#### Requirement:
Give the number of lines that include the word "Parameters", nothing more.

╭─ Dataset records

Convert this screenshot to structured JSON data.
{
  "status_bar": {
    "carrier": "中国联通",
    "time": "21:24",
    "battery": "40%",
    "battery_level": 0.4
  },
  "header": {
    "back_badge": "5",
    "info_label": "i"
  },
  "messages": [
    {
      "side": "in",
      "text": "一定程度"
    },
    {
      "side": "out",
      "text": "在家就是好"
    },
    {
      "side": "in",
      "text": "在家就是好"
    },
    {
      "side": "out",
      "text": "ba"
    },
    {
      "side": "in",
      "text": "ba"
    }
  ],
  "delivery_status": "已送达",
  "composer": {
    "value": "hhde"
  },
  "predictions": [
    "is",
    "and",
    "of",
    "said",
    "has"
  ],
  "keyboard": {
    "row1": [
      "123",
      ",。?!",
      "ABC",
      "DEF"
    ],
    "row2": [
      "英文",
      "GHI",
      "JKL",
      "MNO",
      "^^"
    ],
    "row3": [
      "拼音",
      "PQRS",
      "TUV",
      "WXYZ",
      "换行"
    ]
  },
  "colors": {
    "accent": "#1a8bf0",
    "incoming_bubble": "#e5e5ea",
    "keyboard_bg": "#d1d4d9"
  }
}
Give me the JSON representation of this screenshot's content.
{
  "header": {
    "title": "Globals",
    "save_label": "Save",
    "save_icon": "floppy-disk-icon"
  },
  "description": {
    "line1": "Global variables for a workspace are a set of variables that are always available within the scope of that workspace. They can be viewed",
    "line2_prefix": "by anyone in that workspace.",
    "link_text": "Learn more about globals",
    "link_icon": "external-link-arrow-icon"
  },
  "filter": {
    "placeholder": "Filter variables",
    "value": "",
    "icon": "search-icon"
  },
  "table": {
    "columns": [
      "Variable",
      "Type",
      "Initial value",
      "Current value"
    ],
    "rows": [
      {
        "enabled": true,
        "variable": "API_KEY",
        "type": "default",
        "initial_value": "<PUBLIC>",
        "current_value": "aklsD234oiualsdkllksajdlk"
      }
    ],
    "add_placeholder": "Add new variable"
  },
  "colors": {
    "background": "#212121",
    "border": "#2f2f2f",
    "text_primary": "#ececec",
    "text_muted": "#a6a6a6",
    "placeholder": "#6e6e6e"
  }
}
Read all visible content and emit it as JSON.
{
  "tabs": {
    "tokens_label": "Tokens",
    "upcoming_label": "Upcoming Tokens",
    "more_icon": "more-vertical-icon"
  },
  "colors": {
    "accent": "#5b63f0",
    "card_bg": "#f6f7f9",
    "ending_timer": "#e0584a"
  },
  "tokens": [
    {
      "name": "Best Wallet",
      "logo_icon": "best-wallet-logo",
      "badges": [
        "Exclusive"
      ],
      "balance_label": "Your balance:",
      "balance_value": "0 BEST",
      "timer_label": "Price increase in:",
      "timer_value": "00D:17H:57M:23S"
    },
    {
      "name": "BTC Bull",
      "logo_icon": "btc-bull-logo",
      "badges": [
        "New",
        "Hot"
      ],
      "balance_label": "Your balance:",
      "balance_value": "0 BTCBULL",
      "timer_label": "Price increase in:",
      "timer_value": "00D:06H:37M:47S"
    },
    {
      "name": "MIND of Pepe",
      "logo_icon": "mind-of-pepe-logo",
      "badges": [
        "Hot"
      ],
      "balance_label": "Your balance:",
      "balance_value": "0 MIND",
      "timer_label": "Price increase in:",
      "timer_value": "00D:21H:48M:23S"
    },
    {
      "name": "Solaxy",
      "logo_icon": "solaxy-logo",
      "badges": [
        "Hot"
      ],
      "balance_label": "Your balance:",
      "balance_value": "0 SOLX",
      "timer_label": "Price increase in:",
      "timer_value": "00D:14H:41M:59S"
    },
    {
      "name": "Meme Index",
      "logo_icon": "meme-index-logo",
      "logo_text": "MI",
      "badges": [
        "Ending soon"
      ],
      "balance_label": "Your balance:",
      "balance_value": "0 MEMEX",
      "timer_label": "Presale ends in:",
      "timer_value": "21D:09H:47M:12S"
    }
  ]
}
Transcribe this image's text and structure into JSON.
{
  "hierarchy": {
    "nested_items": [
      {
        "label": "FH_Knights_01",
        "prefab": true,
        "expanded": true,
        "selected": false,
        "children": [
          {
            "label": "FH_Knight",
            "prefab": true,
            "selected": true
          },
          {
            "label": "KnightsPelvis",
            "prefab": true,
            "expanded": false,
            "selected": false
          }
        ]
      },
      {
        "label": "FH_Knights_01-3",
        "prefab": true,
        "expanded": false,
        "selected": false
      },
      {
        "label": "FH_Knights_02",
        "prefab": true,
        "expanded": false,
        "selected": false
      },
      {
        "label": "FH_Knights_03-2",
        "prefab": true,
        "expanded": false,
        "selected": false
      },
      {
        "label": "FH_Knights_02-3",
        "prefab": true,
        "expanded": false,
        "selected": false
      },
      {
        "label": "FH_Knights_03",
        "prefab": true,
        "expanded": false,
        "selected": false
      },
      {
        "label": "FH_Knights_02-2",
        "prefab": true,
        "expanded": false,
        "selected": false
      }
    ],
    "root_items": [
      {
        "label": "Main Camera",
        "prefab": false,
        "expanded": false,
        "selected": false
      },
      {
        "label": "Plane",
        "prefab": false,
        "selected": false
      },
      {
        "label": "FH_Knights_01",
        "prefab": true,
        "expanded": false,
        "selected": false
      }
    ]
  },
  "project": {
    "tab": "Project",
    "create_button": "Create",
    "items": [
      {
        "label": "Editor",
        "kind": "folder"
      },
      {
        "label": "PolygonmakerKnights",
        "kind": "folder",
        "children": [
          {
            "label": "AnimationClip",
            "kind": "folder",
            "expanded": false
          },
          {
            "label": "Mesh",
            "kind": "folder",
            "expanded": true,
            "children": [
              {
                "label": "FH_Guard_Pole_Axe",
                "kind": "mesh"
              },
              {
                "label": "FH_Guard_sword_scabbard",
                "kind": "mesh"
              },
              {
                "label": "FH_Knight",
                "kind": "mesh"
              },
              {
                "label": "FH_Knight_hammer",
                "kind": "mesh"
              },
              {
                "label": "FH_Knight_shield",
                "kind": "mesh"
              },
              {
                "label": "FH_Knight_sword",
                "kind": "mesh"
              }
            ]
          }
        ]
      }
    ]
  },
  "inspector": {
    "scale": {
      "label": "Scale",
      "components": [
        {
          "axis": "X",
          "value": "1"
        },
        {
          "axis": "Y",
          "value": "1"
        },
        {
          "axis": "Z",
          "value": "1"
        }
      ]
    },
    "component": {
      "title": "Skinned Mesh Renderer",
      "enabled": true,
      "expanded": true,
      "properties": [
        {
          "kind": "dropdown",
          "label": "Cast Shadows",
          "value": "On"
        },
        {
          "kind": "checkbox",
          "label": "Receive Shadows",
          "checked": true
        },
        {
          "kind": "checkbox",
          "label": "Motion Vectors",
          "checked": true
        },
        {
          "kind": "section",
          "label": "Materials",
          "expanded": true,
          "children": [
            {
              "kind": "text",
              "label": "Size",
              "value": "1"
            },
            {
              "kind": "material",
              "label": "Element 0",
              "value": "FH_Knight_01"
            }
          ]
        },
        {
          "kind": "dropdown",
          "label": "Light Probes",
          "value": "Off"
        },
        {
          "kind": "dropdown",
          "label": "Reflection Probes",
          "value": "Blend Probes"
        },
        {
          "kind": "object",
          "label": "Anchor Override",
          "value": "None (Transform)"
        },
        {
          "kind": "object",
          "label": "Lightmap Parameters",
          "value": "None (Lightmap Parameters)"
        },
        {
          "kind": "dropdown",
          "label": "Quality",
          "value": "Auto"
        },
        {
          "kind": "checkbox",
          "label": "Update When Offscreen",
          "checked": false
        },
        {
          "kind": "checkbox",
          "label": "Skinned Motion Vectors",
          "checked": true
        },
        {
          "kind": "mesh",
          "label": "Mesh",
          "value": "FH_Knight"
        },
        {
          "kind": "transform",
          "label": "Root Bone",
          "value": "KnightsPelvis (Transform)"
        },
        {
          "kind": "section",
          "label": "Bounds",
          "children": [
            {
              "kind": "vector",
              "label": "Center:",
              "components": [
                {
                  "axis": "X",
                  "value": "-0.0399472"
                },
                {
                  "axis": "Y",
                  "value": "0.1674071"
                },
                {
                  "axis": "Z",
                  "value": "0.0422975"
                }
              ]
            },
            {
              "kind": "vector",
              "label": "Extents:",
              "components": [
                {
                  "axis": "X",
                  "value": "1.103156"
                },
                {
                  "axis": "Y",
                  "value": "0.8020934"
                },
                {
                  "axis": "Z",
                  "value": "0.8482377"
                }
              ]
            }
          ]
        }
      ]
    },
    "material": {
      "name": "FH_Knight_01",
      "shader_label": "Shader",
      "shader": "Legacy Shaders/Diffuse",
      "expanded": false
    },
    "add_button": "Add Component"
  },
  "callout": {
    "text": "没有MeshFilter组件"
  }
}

╰─

#### Result of this task:
2